Data to process >>
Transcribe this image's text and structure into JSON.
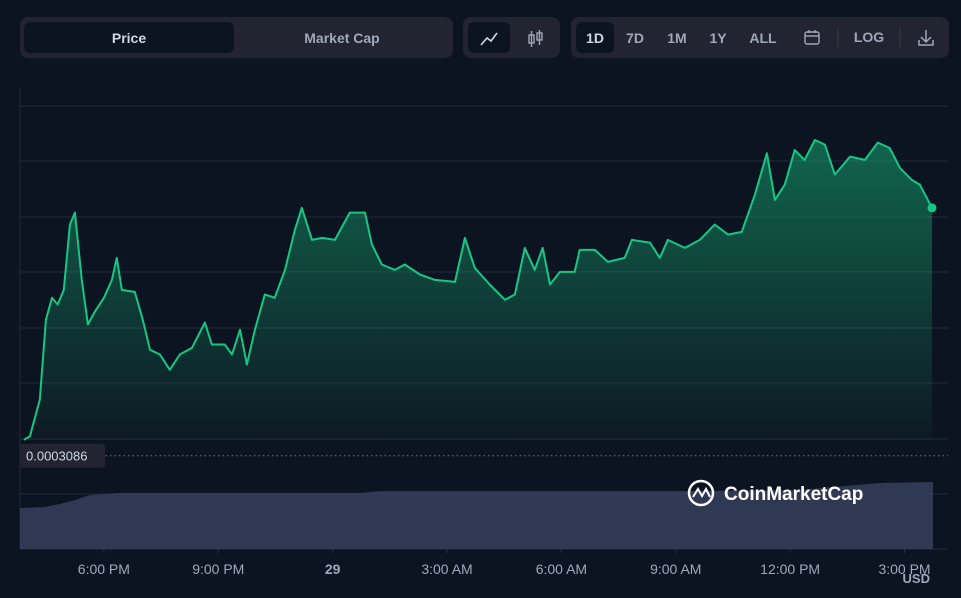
{
  "toolbar": {
    "tabs": [
      "Price",
      "Market Cap"
    ],
    "ranges": [
      "1D",
      "7D",
      "1M",
      "1Y",
      "ALL"
    ],
    "log_button": "LOG"
  },
  "chart_data": {
    "type": "line",
    "color": "#16c784",
    "x": [
      15.9,
      16.06,
      16.32,
      16.48,
      16.64,
      16.79,
      16.95,
      17.11,
      17.24,
      17.42,
      17.58,
      17.76,
      18.0,
      18.21,
      18.34,
      18.47,
      18.81,
      19.02,
      19.21,
      19.47,
      19.73,
      19.99,
      20.31,
      20.65,
      20.83,
      21.17,
      21.36,
      21.57,
      21.75,
      21.96,
      22.22,
      22.48,
      22.75,
      23.01,
      23.19,
      23.46,
      23.72,
      24.06,
      24.45,
      24.85,
      25.03,
      25.29,
      25.63,
      25.89,
      26.29,
      26.68,
      27.21,
      27.47,
      27.73,
      28.12,
      28.52,
      28.78,
      29.04,
      29.3,
      29.51,
      29.7,
      29.96,
      30.35,
      30.48,
      30.88,
      31.22,
      31.66,
      31.85,
      32.32,
      32.58,
      32.79,
      33.24,
      33.63,
      34.02,
      34.37,
      34.73,
      35.07,
      35.39,
      35.6,
      35.86,
      36.12,
      36.38,
      36.65,
      36.91,
      37.17,
      37.57,
      37.96,
      38.3,
      38.61,
      38.88,
      39.19,
      39.4,
      39.72
    ],
    "values": [
      0.000311,
      0.0003115,
      0.000317,
      0.000329,
      0.0003323,
      0.0003313,
      0.0003335,
      0.0003433,
      0.0003451,
      0.000335,
      0.0003283,
      0.0003302,
      0.0003323,
      0.000335,
      0.0003383,
      0.0003335,
      0.0003332,
      0.000329,
      0.0003245,
      0.0003238,
      0.0003215,
      0.0003238,
      0.0003248,
      0.0003286,
      0.0003253,
      0.0003253,
      0.0003238,
      0.0003275,
      0.0003223,
      0.0003275,
      0.0003328,
      0.0003323,
      0.0003365,
      0.0003425,
      0.0003458,
      0.000341,
      0.0003413,
      0.000341,
      0.0003451,
      0.0003451,
      0.0003403,
      0.0003373,
      0.0003365,
      0.0003373,
      0.0003358,
      0.000335,
      0.0003347,
      0.0003413,
      0.0003368,
      0.0003343,
      0.000332,
      0.0003328,
      0.0003398,
      0.0003365,
      0.0003398,
      0.0003343,
      0.0003362,
      0.0003362,
      0.0003395,
      0.0003395,
      0.0003377,
      0.0003383,
      0.000341,
      0.0003406,
      0.0003383,
      0.000341,
      0.0003398,
      0.000341,
      0.0003433,
      0.0003418,
      0.0003422,
      0.0003477,
      0.000354,
      0.000347,
      0.0003493,
      0.0003545,
      0.000353,
      0.000356,
      0.0003553,
      0.0003508,
      0.0003535,
      0.000353,
      0.0003556,
      0.0003548,
      0.0003518,
      0.00035,
      0.0003493,
      0.0003458
    ],
    "xlim": [
      15.8,
      40.14
    ],
    "ylim": [
      0.0002946,
      0.0003638
    ],
    "xticks": [
      {
        "value": 18,
        "label": "6:00 PM"
      },
      {
        "value": 21,
        "label": "9:00 PM"
      },
      {
        "value": 24,
        "label": "29"
      },
      {
        "value": 27,
        "label": "3:00 AM"
      },
      {
        "value": 30,
        "label": "6:00 AM"
      },
      {
        "value": 33,
        "label": "9:00 AM"
      },
      {
        "value": 36,
        "label": "12:00 PM"
      },
      {
        "value": 39,
        "label": "3:00 PM"
      }
    ],
    "ref_value": 0.0003086,
    "currency": "USD",
    "watermark": "CoinMarketCap"
  }
}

Instruction >> Write down every line of the data above that includes the string "label".

Output for this exercise >>
        "label": "6:00 PM"
        "label": "9:00 PM"
        "label": "29"
        "label": "3:00 AM"
        "label": "6:00 AM"
        "label": "9:00 AM"
        "label": "12:00 PM"
        "label": "3:00 PM"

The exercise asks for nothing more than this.